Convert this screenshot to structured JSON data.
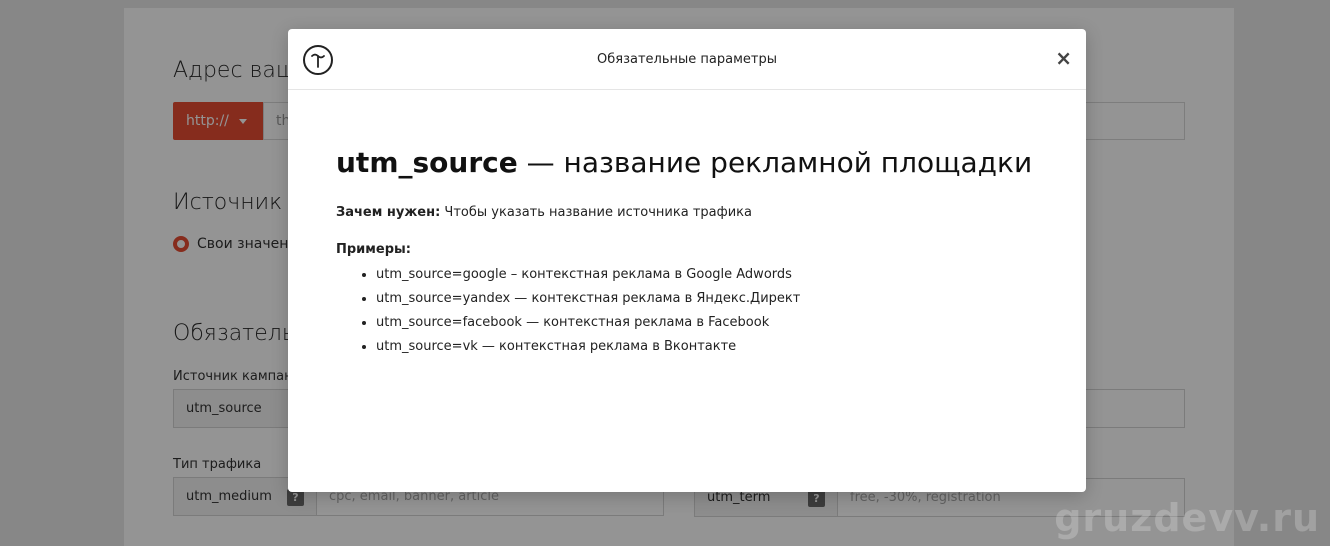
{
  "background": {
    "url_heading": "Адрес ваш",
    "protocol_label": "http://",
    "url_input_value": "th",
    "traffic_heading": "Источник тр",
    "radio_label": "Свои значени",
    "required_heading": "Обязательн",
    "campaign_source_label": "Источник кампан",
    "source_field_name": "utm_source",
    "traffic_type_label": "Тип трафика",
    "medium_field_name": "utm_medium",
    "medium_help": "?",
    "medium_placeholder": "cpc, email, banner, article",
    "term_field_name": "utm_term",
    "term_help": "?",
    "term_placeholder": "free, -30%, registration"
  },
  "watermark": "gruzdevv.ru",
  "modal": {
    "title": "Обязательные параметры",
    "close_label": "×",
    "heading_param": "utm_source",
    "heading_rest": " — название рекламной площадки",
    "why_label": "Зачем нужен:",
    "why_text": " Чтобы указать название источника трафика",
    "examples_title": "Примеры:",
    "examples": [
      "utm_source=google – контекстная реклама в Google Adwords",
      "utm_source=yandex — контекстная реклама в Яндекс.Директ",
      "utm_source=facebook — контекстная реклама в Facebook",
      "utm_source=vk — контекстная реклама в Вконтакте"
    ]
  }
}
:::::
* [Task goal] Pick out the lines above containing the word "контекстная", then copy them.

* [Correct output]
      "utm_source=google – контекстная реклама в Google Adwords",
      "utm_source=yandex — контекстная реклама в Яндекс.Директ",
      "utm_source=facebook — контекстная реклама в Facebook",
      "utm_source=vk — контекстная реклама в Вконтакте"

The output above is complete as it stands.